Extracted data entries

========================================================================

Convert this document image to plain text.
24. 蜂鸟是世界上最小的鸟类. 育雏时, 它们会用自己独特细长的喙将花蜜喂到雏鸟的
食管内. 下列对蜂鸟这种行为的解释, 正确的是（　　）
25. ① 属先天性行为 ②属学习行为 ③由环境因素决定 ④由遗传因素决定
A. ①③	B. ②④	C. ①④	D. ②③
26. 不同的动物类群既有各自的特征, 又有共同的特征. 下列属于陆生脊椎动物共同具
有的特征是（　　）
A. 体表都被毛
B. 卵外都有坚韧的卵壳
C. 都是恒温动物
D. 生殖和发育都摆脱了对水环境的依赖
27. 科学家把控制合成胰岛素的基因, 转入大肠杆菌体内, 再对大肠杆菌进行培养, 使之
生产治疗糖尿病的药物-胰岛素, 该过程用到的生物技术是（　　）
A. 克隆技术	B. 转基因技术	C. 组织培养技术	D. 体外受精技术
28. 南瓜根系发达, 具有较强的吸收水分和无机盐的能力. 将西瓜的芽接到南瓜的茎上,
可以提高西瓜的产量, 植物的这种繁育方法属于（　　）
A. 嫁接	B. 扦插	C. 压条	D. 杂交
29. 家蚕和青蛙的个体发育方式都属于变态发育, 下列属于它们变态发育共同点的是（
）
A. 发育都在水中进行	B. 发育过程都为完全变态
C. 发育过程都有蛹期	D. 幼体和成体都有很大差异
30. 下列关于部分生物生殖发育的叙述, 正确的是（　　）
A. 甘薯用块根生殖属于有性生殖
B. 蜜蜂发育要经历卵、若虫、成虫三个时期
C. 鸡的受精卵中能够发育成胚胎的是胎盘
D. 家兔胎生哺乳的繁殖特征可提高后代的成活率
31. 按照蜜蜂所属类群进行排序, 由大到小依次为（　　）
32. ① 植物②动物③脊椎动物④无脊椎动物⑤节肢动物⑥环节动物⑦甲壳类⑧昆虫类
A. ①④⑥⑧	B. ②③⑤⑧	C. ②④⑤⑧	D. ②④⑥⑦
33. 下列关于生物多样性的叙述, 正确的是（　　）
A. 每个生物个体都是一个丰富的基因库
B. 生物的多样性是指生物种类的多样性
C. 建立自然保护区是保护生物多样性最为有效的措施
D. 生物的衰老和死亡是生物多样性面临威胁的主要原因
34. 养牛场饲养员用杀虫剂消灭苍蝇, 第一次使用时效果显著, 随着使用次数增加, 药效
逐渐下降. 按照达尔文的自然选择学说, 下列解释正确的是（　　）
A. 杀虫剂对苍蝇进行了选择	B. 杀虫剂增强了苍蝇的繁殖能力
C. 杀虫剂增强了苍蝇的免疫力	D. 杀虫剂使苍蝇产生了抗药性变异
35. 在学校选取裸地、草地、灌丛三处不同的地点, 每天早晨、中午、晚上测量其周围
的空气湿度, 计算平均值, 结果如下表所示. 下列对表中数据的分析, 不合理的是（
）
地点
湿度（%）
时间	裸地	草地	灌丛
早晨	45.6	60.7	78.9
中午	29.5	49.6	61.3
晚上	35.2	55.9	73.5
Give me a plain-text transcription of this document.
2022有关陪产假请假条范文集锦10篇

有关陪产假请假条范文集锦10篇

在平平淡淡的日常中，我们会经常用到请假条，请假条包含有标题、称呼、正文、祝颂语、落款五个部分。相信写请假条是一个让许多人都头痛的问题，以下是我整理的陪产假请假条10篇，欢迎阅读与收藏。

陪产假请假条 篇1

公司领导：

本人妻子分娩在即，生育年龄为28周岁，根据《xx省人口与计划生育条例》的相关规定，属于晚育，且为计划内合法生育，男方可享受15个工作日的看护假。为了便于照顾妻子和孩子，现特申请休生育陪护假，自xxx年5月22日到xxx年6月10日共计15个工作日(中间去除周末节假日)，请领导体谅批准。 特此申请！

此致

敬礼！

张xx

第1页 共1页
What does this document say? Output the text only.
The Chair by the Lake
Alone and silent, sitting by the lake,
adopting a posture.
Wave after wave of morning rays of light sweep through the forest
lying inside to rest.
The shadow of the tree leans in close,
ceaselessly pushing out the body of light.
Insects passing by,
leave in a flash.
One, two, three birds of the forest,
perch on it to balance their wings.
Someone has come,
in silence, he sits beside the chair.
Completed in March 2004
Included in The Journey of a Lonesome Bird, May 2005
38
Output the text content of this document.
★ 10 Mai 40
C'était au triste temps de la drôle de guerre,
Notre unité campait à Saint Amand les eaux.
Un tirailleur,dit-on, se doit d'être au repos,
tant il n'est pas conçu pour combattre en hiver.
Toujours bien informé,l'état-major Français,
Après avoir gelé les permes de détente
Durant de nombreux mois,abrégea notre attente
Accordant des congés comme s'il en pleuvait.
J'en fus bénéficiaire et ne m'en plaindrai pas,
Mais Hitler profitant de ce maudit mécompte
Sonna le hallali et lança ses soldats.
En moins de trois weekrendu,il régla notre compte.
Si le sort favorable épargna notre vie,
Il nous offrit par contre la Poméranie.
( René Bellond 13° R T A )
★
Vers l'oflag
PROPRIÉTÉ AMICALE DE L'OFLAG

========================================================================

→ What to do: Your task is to repeat the data exactly, with nothing left out.

→ Correct answer:
Convert this document image to plain text.
24. 蜂鸟是世界上最小的鸟类. 育雏时, 它们会用自己独特细长的喙将花蜜喂到雏鸟的
食管内. 下列对蜂鸟这种行为的解释, 正确的是（　　）
25. ① 属先天性行为 ②属学习行为 ③由环境因素决定 ④由遗传因素决定
A. ①③	B. ②④	C. ①④	D. ②③
26. 不同的动物类群既有各自的特征, 又有共同的特征. 下列属于陆生脊椎动物共同具
有的特征是（　　）
A. 体表都被毛
B. 卵外都有坚韧的卵壳
C. 都是恒温动物
D. 生殖和发育都摆脱了对水环境的依赖
27. 科学家把控制合成胰岛素的基因, 转入大肠杆菌体内, 再对大肠杆菌进行培养, 使之
生产治疗糖尿病的药物-胰岛素, 该过程用到的生物技术是（　　）
A. 克隆技术	B. 转基因技术	C. 组织培养技术	D. 体外受精技术
28. 南瓜根系发达, 具有较强的吸收水分和无机盐的能力. 将西瓜的芽接到南瓜的茎上,
可以提高西瓜的产量, 植物的这种繁育方法属于（　　）
A. 嫁接	B. 扦插	C. 压条	D. 杂交
29. 家蚕和青蛙的个体发育方式都属于变态发育, 下列属于它们变态发育共同点的是（
）
A. 发育都在水中进行	B. 发育过程都为完全变态
C. 发育过程都有蛹期	D. 幼体和成体都有很大差异
30. 下列关于部分生物生殖发育的叙述, 正确的是（　　）
A. 甘薯用块根生殖属于有性生殖
B. 蜜蜂发育要经历卵、若虫、成虫三个时期
C. 鸡的受精卵中能够发育成胚胎的是胎盘
D. 家兔胎生哺乳的繁殖特征可提高后代的成活率
31. 按照蜜蜂所属类群进行排序, 由大到小依次为（　　）
32. ① 植物②动物③脊椎动物④无脊椎动物⑤节肢动物⑥环节动物⑦甲壳类⑧昆虫类
A. ①④⑥⑧	B. ②③⑤⑧	C. ②④⑤⑧	D. ②④⑥⑦
33. 下列关于生物多样性的叙述, 正确的是（　　）
A. 每个生物个体都是一个丰富的基因库
B. 生物的多样性是指生物种类的多样性
C. 建立自然保护区是保护生物多样性最为有效的措施
D. 生物的衰老和死亡是生物多样性面临威胁的主要原因
34. 养牛场饲养员用杀虫剂消灭苍蝇, 第一次使用时效果显著, 随着使用次数增加, 药效
逐渐下降. 按照达尔文的自然选择学说, 下列解释正确的是（　　）
A. 杀虫剂对苍蝇进行了选择	B. 杀虫剂增强了苍蝇的繁殖能力
C. 杀虫剂增强了苍蝇的免疫力	D. 杀虫剂使苍蝇产生了抗药性变异
35. 在学校选取裸地、草地、灌丛三处不同的地点, 每天早晨、中午、晚上测量其周围
的空气湿度, 计算平均值, 结果如下表所示. 下列对表中数据的分析, 不合理的是（
）
地点
湿度（%）
时间	裸地	草地	灌丛
早晨	45.6	60.7	78.9
中午	29.5	49.6	61.3
晚上	35.2	55.9	73.5
Give me a plain-text transcription of this document.
2022有关陪产假请假条范文集锦10篇

有关陪产假请假条范文集锦10篇

在平平淡淡的日常中，我们会经常用到请假条，请假条包含有标题、称呼、正文、祝颂语、落款五个部分。相信写请假条是一个让许多人都头痛的问题，以下是我整理的陪产假请假条10篇，欢迎阅读与收藏。

陪产假请假条 篇1

公司领导：

本人妻子分娩在即，生育年龄为28周岁，根据《xx省人口与计划生育条例》的相关规定，属于晚育，且为计划内合法生育，男方可享受15个工作日的看护假。为了便于照顾妻子和孩子，现特申请休生育陪护假，自xxx年5月22日到xxx年6月10日共计15个工作日(中间去除周末节假日)，请领导体谅批准。 特此申请！

此致

敬礼！

张xx

第1页 共1页
What does this document say? Output the text only.
The Chair by the Lake
Alone and silent, sitting by the lake,
adopting a posture.
Wave after wave of morning rays of light sweep through the forest
lying inside to rest.
The shadow of the tree leans in close,
ceaselessly pushing out the body of light.
Insects passing by,
leave in a flash.
One, two, three birds of the forest,
perch on it to balance their wings.
Someone has come,
in silence, he sits beside the chair.
Completed in March 2004
Included in The Journey of a Lonesome Bird, May 2005
38
Output the text content of this document.
★ 10 Mai 40
C'était au triste temps de la drôle de guerre,
Notre unité campait à Saint Amand les eaux.
Un tirailleur,dit-on, se doit d'être au repos,
tant il n'est pas conçu pour combattre en hiver.
Toujours bien informé,l'état-major Français,
Après avoir gelé les permes de détente
Durant de nombreux mois,abrégea notre attente
Accordant des congés comme s'il en pleuvait.
J'en fus bénéficiaire et ne m'en plaindrai pas,
Mais Hitler profitant de ce maudit mécompte
Sonna le hallali et lança ses soldats.
En moins de trois weekrendu,il régla notre compte.
Si le sort favorable épargna notre vie,
Il nous offrit par contre la Poméranie.
( René Bellond 13° R T A )
★
Vers l'oflag
PROPRIÉTÉ AMICALE DE L'OFLAG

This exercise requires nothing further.